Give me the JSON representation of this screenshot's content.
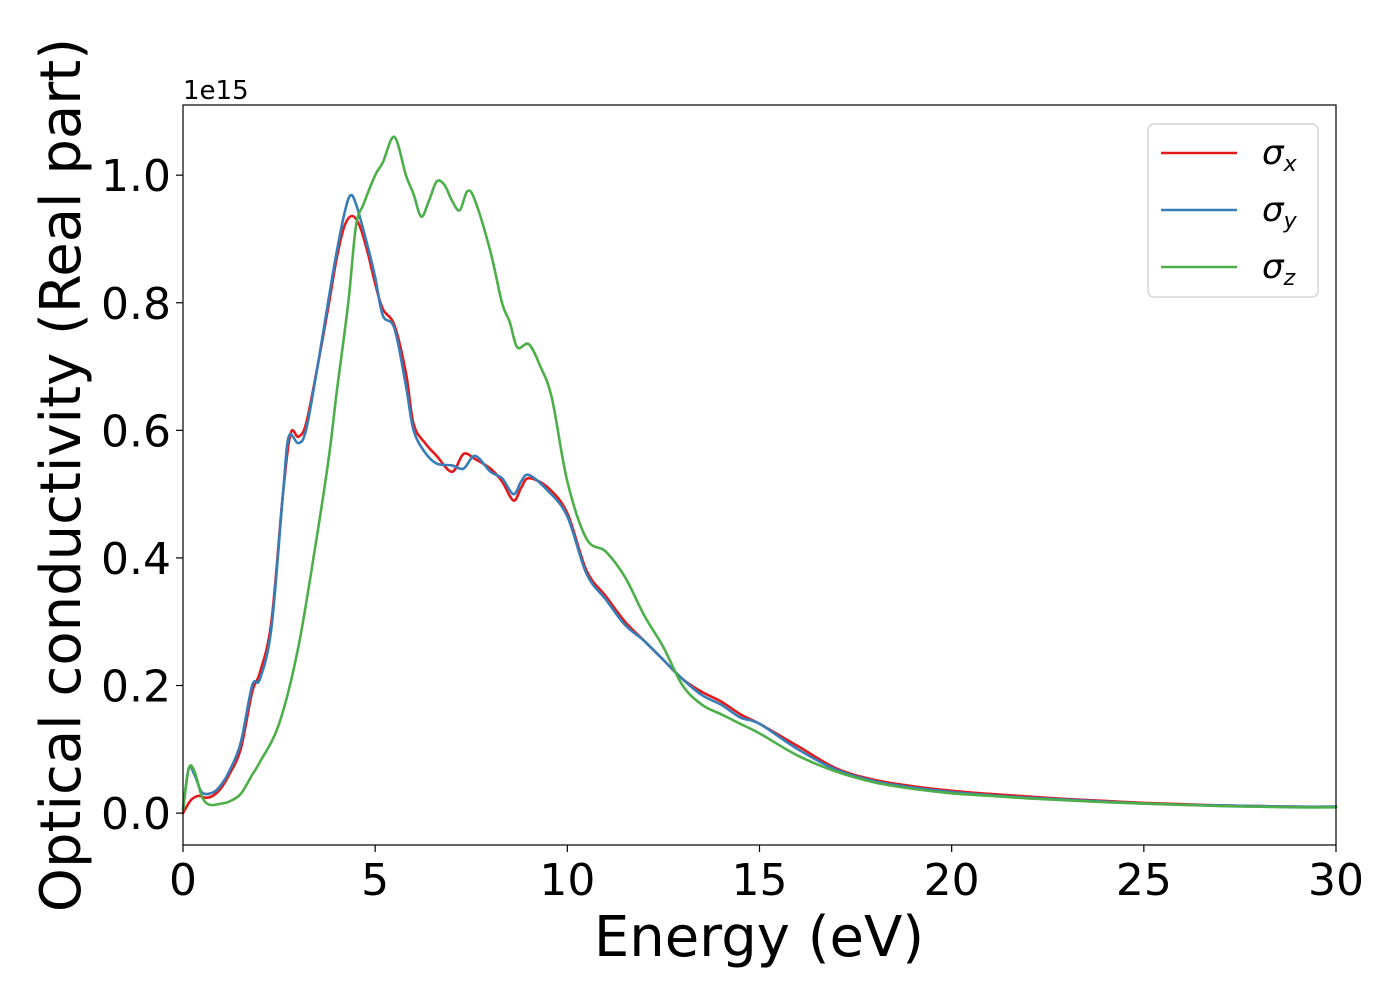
{
  "chart_data": {
    "type": "line",
    "xlabel": "Energy (eV)",
    "ylabel": "Optical conductivity (Real part)",
    "y_offset_text": "1e15",
    "xlim": [
      0,
      30
    ],
    "ylim": [
      -0.05,
      1.11
    ],
    "x_ticks": [
      "0",
      "5",
      "10",
      "15",
      "20",
      "25",
      "30"
    ],
    "y_ticks": [
      "0.0",
      "0.2",
      "0.4",
      "0.6",
      "0.8",
      "1.0"
    ],
    "grid": false,
    "legend_position": "top-right",
    "series": [
      {
        "name": "σx",
        "symbol": "σ",
        "subscript": "x",
        "color": "#e41a1c",
        "points": [
          [
            0,
            0
          ],
          [
            0.2,
            0.02
          ],
          [
            0.4,
            0.027
          ],
          [
            0.6,
            0.024
          ],
          [
            0.8,
            0.028
          ],
          [
            1,
            0.04
          ],
          [
            1.2,
            0.06
          ],
          [
            1.5,
            0.1
          ],
          [
            1.8,
            0.19
          ],
          [
            2,
            0.22
          ],
          [
            2.3,
            0.3
          ],
          [
            2.6,
            0.5
          ],
          [
            2.8,
            0.595
          ],
          [
            3,
            0.59
          ],
          [
            3.2,
            0.61
          ],
          [
            3.5,
            0.7
          ],
          [
            3.8,
            0.8
          ],
          [
            4,
            0.87
          ],
          [
            4.2,
            0.92
          ],
          [
            4.4,
            0.936
          ],
          [
            4.6,
            0.92
          ],
          [
            4.8,
            0.88
          ],
          [
            5,
            0.83
          ],
          [
            5.2,
            0.79
          ],
          [
            5.5,
            0.765
          ],
          [
            5.8,
            0.69
          ],
          [
            6,
            0.61
          ],
          [
            6.3,
            0.58
          ],
          [
            6.6,
            0.56
          ],
          [
            7,
            0.535
          ],
          [
            7.3,
            0.563
          ],
          [
            7.6,
            0.555
          ],
          [
            8,
            0.54
          ],
          [
            8.3,
            0.52
          ],
          [
            8.6,
            0.49
          ],
          [
            8.8,
            0.51
          ],
          [
            9,
            0.525
          ],
          [
            9.5,
            0.51
          ],
          [
            10,
            0.47
          ],
          [
            10.5,
            0.38
          ],
          [
            11,
            0.34
          ],
          [
            11.5,
            0.3
          ],
          [
            12,
            0.27
          ],
          [
            12.5,
            0.24
          ],
          [
            13,
            0.21
          ],
          [
            13.5,
            0.19
          ],
          [
            14,
            0.175
          ],
          [
            14.5,
            0.155
          ],
          [
            15,
            0.14
          ],
          [
            16,
            0.105
          ],
          [
            17,
            0.07
          ],
          [
            18,
            0.052
          ],
          [
            19,
            0.042
          ],
          [
            20,
            0.035
          ],
          [
            21,
            0.03
          ],
          [
            22,
            0.026
          ],
          [
            23,
            0.022
          ],
          [
            24,
            0.019
          ],
          [
            25,
            0.016
          ],
          [
            26,
            0.014
          ],
          [
            27,
            0.012
          ],
          [
            28,
            0.011
          ],
          [
            29,
            0.01
          ],
          [
            30,
            0.01
          ]
        ]
      },
      {
        "name": "σy",
        "symbol": "σ",
        "subscript": "y",
        "color": "#377eb8",
        "points": [
          [
            0,
            0.005
          ],
          [
            0.15,
            0.07
          ],
          [
            0.3,
            0.06
          ],
          [
            0.5,
            0.032
          ],
          [
            0.8,
            0.033
          ],
          [
            1,
            0.045
          ],
          [
            1.2,
            0.065
          ],
          [
            1.5,
            0.11
          ],
          [
            1.8,
            0.2
          ],
          [
            2,
            0.21
          ],
          [
            2.3,
            0.29
          ],
          [
            2.6,
            0.5
          ],
          [
            2.75,
            0.59
          ],
          [
            3,
            0.58
          ],
          [
            3.2,
            0.6
          ],
          [
            3.5,
            0.7
          ],
          [
            3.8,
            0.81
          ],
          [
            4,
            0.88
          ],
          [
            4.2,
            0.94
          ],
          [
            4.35,
            0.968
          ],
          [
            4.5,
            0.955
          ],
          [
            4.8,
            0.89
          ],
          [
            5,
            0.84
          ],
          [
            5.2,
            0.78
          ],
          [
            5.5,
            0.76
          ],
          [
            5.8,
            0.67
          ],
          [
            6,
            0.6
          ],
          [
            6.3,
            0.565
          ],
          [
            6.6,
            0.548
          ],
          [
            7,
            0.545
          ],
          [
            7.3,
            0.54
          ],
          [
            7.6,
            0.56
          ],
          [
            8,
            0.535
          ],
          [
            8.3,
            0.525
          ],
          [
            8.6,
            0.5
          ],
          [
            8.8,
            0.52
          ],
          [
            9,
            0.53
          ],
          [
            9.5,
            0.505
          ],
          [
            10,
            0.465
          ],
          [
            10.5,
            0.375
          ],
          [
            11,
            0.335
          ],
          [
            11.5,
            0.295
          ],
          [
            12,
            0.27
          ],
          [
            12.5,
            0.24
          ],
          [
            13,
            0.21
          ],
          [
            13.5,
            0.185
          ],
          [
            14,
            0.17
          ],
          [
            14.5,
            0.15
          ],
          [
            15,
            0.14
          ],
          [
            16,
            0.1
          ],
          [
            17,
            0.068
          ],
          [
            18,
            0.05
          ],
          [
            19,
            0.04
          ],
          [
            20,
            0.033
          ],
          [
            21,
            0.028
          ],
          [
            22,
            0.024
          ],
          [
            23,
            0.021
          ],
          [
            24,
            0.018
          ],
          [
            25,
            0.015
          ],
          [
            26,
            0.013
          ],
          [
            27,
            0.012
          ],
          [
            28,
            0.011
          ],
          [
            29,
            0.01
          ],
          [
            30,
            0.01
          ]
        ]
      },
      {
        "name": "σz",
        "symbol": "σ",
        "subscript": "z",
        "color": "#4daf4a",
        "points": [
          [
            0,
            0.005
          ],
          [
            0.15,
            0.07
          ],
          [
            0.3,
            0.065
          ],
          [
            0.5,
            0.025
          ],
          [
            0.7,
            0.013
          ],
          [
            1,
            0.015
          ],
          [
            1.2,
            0.018
          ],
          [
            1.5,
            0.03
          ],
          [
            1.8,
            0.06
          ],
          [
            2,
            0.08
          ],
          [
            2.5,
            0.14
          ],
          [
            3,
            0.26
          ],
          [
            3.5,
            0.44
          ],
          [
            3.8,
            0.56
          ],
          [
            4,
            0.66
          ],
          [
            4.3,
            0.8
          ],
          [
            4.5,
            0.92
          ],
          [
            4.7,
            0.955
          ],
          [
            5,
            1.0
          ],
          [
            5.2,
            1.02
          ],
          [
            5.5,
            1.06
          ],
          [
            5.8,
            1.0
          ],
          [
            6,
            0.97
          ],
          [
            6.2,
            0.935
          ],
          [
            6.4,
            0.96
          ],
          [
            6.6,
            0.99
          ],
          [
            6.8,
            0.985
          ],
          [
            7,
            0.96
          ],
          [
            7.2,
            0.945
          ],
          [
            7.4,
            0.975
          ],
          [
            7.6,
            0.96
          ],
          [
            8,
            0.88
          ],
          [
            8.3,
            0.8
          ],
          [
            8.5,
            0.77
          ],
          [
            8.7,
            0.73
          ],
          [
            9,
            0.735
          ],
          [
            9.3,
            0.7
          ],
          [
            9.6,
            0.65
          ],
          [
            10,
            0.52
          ],
          [
            10.5,
            0.43
          ],
          [
            11,
            0.41
          ],
          [
            11.5,
            0.37
          ],
          [
            12,
            0.31
          ],
          [
            12.5,
            0.26
          ],
          [
            13,
            0.2
          ],
          [
            13.5,
            0.17
          ],
          [
            14,
            0.155
          ],
          [
            14.5,
            0.14
          ],
          [
            15,
            0.125
          ],
          [
            16,
            0.09
          ],
          [
            17,
            0.065
          ],
          [
            18,
            0.048
          ],
          [
            19,
            0.038
          ],
          [
            20,
            0.031
          ],
          [
            21,
            0.027
          ],
          [
            22,
            0.023
          ],
          [
            23,
            0.02
          ],
          [
            24,
            0.017
          ],
          [
            25,
            0.015
          ],
          [
            26,
            0.013
          ],
          [
            27,
            0.011
          ],
          [
            28,
            0.01
          ],
          [
            29,
            0.009
          ],
          [
            30,
            0.009
          ]
        ]
      }
    ]
  }
}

☆ ☆ ☆ ☆ ☆

### To be done
Search the entries for the word "color" and copy every line that has it.

### Result of this exercise
        "color": "#e41a1c",
        "color": "#377eb8",
        "color": "#4daf4a",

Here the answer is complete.